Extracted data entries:
:::

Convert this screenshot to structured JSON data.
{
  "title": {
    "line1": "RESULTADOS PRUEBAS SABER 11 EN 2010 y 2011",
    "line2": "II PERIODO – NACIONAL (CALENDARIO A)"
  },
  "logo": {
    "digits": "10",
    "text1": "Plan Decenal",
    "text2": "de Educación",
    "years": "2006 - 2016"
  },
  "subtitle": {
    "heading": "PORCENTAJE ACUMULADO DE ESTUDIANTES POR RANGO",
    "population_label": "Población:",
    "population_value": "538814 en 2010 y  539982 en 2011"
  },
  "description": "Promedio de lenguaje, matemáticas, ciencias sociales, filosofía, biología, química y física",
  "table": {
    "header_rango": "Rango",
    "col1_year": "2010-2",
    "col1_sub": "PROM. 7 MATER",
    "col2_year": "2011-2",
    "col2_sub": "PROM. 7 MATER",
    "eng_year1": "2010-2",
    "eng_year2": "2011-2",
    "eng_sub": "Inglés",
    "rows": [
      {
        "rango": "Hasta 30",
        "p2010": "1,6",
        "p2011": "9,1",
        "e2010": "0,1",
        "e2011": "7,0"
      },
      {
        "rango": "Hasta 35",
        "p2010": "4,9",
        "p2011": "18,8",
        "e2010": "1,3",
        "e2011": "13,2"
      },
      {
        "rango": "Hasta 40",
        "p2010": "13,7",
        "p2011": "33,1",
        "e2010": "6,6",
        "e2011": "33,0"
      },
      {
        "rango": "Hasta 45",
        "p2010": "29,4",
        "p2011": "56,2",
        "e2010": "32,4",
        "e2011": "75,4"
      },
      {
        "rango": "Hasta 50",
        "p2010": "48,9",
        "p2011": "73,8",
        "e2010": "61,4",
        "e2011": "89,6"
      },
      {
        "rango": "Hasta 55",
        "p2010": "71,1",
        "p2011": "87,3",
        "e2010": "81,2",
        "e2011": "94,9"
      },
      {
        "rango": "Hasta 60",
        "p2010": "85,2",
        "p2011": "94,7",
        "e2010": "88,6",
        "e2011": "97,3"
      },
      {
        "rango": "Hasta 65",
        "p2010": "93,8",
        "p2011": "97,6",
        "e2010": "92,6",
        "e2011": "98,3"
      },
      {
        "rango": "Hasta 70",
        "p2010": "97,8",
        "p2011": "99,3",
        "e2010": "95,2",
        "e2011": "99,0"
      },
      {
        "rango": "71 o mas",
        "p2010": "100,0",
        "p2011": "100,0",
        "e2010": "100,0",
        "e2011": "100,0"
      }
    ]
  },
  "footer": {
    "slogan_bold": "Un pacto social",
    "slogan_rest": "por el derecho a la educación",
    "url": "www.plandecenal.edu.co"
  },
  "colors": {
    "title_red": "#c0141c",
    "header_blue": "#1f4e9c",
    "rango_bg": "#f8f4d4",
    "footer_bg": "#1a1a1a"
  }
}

:::

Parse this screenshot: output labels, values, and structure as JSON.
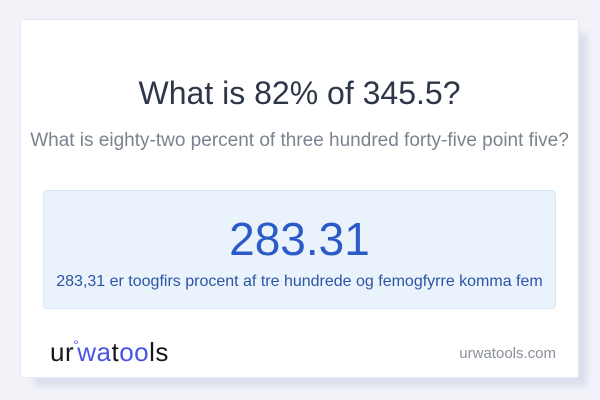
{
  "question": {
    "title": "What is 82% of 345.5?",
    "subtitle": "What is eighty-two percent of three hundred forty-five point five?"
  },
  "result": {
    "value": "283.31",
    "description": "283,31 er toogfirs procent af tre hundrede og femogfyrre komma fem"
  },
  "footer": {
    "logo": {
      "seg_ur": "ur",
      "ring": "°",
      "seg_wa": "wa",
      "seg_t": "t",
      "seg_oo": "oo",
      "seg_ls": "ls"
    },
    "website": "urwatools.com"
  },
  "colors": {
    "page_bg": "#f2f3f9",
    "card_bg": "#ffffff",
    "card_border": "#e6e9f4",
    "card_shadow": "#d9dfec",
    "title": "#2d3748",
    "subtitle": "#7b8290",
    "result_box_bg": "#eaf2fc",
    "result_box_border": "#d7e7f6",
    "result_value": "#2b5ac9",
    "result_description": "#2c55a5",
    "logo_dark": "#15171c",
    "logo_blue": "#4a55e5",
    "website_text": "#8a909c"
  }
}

:::

REQUIREMENTS – Find how many lines in the records contain the string "screenshot", then give the number alone.

RESPONSE – 2